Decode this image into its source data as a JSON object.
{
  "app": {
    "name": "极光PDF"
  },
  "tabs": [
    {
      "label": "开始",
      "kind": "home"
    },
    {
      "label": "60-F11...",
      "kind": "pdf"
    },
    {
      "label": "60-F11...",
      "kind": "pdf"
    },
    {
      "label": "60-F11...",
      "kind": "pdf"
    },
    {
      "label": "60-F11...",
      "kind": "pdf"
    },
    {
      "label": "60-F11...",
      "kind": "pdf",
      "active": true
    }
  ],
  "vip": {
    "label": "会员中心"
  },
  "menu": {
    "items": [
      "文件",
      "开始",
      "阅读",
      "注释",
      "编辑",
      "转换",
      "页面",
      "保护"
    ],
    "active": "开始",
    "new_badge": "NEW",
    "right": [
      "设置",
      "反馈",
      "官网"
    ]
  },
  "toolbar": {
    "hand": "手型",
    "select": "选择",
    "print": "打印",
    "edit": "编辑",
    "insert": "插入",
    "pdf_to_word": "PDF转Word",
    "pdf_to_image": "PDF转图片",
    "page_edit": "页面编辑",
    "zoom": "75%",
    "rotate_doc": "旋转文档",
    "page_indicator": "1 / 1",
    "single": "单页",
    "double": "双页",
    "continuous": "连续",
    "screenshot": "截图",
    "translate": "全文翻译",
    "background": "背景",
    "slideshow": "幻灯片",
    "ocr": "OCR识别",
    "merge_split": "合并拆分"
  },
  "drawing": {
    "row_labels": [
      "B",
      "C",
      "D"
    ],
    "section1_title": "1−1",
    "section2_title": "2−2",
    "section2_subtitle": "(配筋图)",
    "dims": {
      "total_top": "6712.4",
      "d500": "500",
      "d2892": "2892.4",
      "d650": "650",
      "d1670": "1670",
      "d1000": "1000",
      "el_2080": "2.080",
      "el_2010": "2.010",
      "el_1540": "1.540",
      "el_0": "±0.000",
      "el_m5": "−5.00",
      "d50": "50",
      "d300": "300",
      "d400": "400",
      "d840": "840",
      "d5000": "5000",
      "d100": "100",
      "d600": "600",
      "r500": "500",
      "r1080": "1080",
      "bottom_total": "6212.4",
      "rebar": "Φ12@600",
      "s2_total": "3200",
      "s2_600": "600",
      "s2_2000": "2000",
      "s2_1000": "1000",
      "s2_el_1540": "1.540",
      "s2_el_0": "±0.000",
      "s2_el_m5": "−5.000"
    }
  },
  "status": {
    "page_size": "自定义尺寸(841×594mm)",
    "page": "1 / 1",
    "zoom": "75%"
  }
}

* * *

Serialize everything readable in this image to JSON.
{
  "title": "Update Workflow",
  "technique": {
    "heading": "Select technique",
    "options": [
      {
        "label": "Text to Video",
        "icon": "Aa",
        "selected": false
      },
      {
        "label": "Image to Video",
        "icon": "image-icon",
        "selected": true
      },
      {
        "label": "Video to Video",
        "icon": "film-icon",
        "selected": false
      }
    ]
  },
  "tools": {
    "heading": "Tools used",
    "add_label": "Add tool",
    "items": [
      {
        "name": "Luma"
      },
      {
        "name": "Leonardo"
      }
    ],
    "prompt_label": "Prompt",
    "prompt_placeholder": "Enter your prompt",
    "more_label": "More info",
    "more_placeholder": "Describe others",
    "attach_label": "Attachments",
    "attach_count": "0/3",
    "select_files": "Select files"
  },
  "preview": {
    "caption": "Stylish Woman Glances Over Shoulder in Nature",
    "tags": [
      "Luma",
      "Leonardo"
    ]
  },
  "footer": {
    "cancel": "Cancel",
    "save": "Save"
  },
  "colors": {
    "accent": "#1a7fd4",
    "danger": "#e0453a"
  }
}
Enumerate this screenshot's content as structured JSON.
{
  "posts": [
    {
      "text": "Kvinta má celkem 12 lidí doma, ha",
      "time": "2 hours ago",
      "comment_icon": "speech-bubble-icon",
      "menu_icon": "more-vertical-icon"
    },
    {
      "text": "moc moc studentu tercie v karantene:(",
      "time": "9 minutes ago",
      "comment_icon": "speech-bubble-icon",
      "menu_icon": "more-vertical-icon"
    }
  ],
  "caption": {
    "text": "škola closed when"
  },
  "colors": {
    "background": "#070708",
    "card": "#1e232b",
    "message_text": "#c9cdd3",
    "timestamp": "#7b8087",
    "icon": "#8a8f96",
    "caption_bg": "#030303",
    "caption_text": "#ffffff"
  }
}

* * *

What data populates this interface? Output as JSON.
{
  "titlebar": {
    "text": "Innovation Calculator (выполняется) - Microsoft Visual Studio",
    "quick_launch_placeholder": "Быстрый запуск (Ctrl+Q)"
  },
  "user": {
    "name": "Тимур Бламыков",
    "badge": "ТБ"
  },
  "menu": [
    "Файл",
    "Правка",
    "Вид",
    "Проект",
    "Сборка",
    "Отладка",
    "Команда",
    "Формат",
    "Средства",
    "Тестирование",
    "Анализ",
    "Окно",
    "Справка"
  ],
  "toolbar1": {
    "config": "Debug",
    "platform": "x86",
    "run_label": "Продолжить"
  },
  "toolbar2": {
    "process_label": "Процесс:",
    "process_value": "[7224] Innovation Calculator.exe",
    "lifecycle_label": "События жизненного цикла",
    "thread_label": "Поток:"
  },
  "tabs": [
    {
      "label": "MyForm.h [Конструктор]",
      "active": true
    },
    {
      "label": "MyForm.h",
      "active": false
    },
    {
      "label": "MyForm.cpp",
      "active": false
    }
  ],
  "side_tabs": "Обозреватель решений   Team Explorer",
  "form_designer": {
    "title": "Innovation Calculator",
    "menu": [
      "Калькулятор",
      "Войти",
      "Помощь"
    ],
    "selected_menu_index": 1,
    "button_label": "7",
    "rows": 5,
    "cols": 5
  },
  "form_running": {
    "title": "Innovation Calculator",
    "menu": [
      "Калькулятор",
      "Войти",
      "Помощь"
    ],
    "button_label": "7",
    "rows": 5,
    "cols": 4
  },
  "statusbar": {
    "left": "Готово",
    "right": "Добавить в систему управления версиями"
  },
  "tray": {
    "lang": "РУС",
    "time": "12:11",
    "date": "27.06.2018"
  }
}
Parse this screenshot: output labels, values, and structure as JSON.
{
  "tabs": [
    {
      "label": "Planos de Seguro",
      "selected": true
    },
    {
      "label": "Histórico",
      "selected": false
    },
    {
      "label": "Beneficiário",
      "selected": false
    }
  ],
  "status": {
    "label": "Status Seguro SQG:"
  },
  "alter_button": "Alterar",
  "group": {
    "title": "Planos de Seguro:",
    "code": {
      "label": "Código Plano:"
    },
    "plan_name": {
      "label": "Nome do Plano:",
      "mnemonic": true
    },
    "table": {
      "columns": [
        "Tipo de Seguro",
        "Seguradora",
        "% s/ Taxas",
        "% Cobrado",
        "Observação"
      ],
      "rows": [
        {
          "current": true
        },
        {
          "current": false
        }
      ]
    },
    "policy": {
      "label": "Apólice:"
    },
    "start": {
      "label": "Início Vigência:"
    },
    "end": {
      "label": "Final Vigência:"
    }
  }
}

GIVEN REQUEST: Read through the entries and copy each line in which "true" appears.

EXERCISE OUTPUT:
      "active": true
        "selected": true
      "active": true
      "selected": true
      "mnemonic": true
          "current": true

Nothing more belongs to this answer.